[Element location listings]
-------------------------

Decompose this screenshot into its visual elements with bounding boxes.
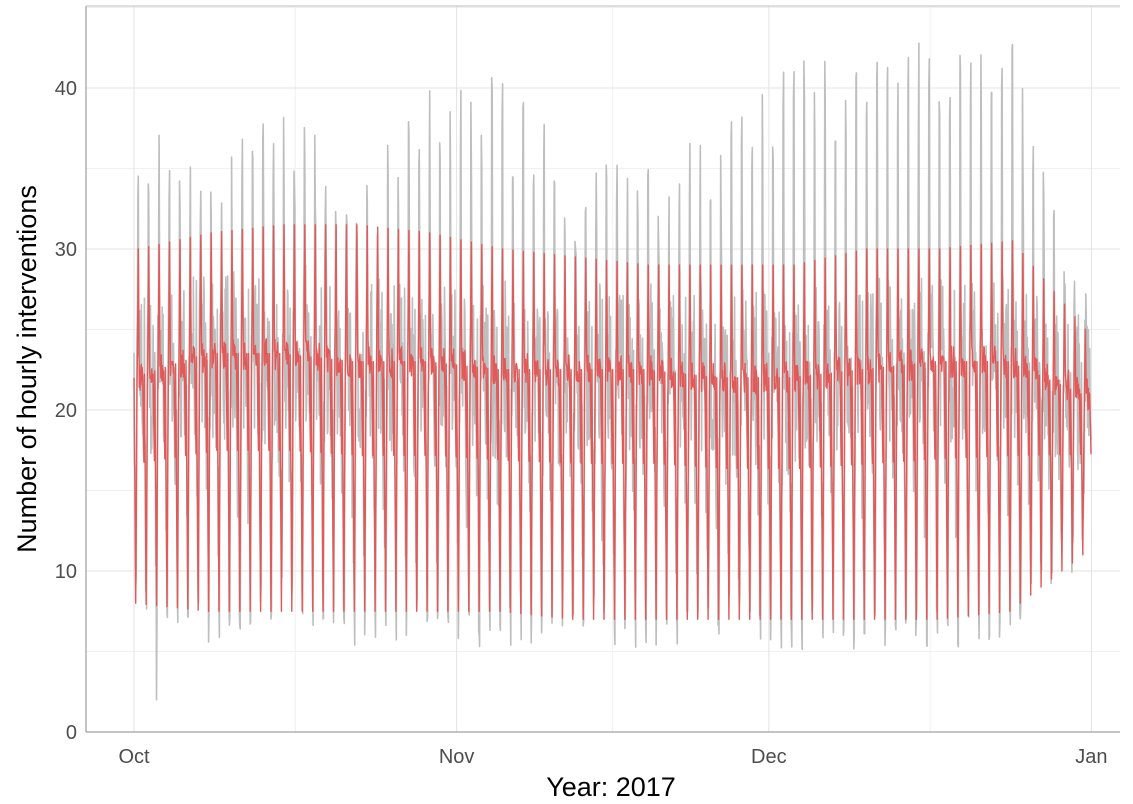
y-tick-label: 10: [55, 561, 77, 583]
series-layer: [133, 42, 1092, 701]
x-tick-label: Oct: [118, 746, 150, 768]
y-tick-label: 0: [66, 722, 77, 744]
series-line-fitted: [133, 224, 1092, 620]
y-axis-title: Number of hourly interventions: [12, 185, 42, 553]
y-tick-label: 20: [55, 400, 77, 422]
x-tick-label: Jan: [1075, 746, 1107, 768]
y-tick-label: 40: [55, 78, 77, 100]
x-tick-label: Nov: [439, 746, 475, 768]
x-tick-labels: Oct Nov Dec Jan: [118, 746, 1107, 768]
x-axis-title: Year: 2017: [546, 772, 676, 802]
x-tick-label: Dec: [751, 746, 787, 768]
y-tick-labels: 0 10 20 30 40: [55, 78, 77, 744]
y-tick-label: 30: [55, 239, 77, 261]
axes: [85, 5, 1120, 733]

-------------------------

* **TO BE DONE**
Copy every line of the entries above without any changes, omitting only the picture placeholders.

* **EXERCISE RESPONSE**
Decompose this screenshot into its visual elements with bounding boxes.
y-tick-label: 10: [55, 561, 77, 583]
series-layer: [133, 42, 1092, 701]
x-tick-label: Oct: [118, 746, 150, 768]
y-tick-label: 0: [66, 722, 77, 744]
series-line-fitted: [133, 224, 1092, 620]
y-axis-title: Number of hourly interventions: [12, 185, 42, 553]
y-tick-label: 20: [55, 400, 77, 422]
x-tick-label: Jan: [1075, 746, 1107, 768]
y-tick-label: 40: [55, 78, 77, 100]
x-tick-label: Nov: [439, 746, 475, 768]
x-tick-labels: Oct Nov Dec Jan: [118, 746, 1107, 768]
x-axis-title: Year: 2017: [546, 772, 676, 802]
x-tick-label: Dec: [751, 746, 787, 768]
y-tick-labels: 0 10 20 30 40: [55, 78, 77, 744]
y-tick-label: 30: [55, 239, 77, 261]
axes: [85, 5, 1120, 733]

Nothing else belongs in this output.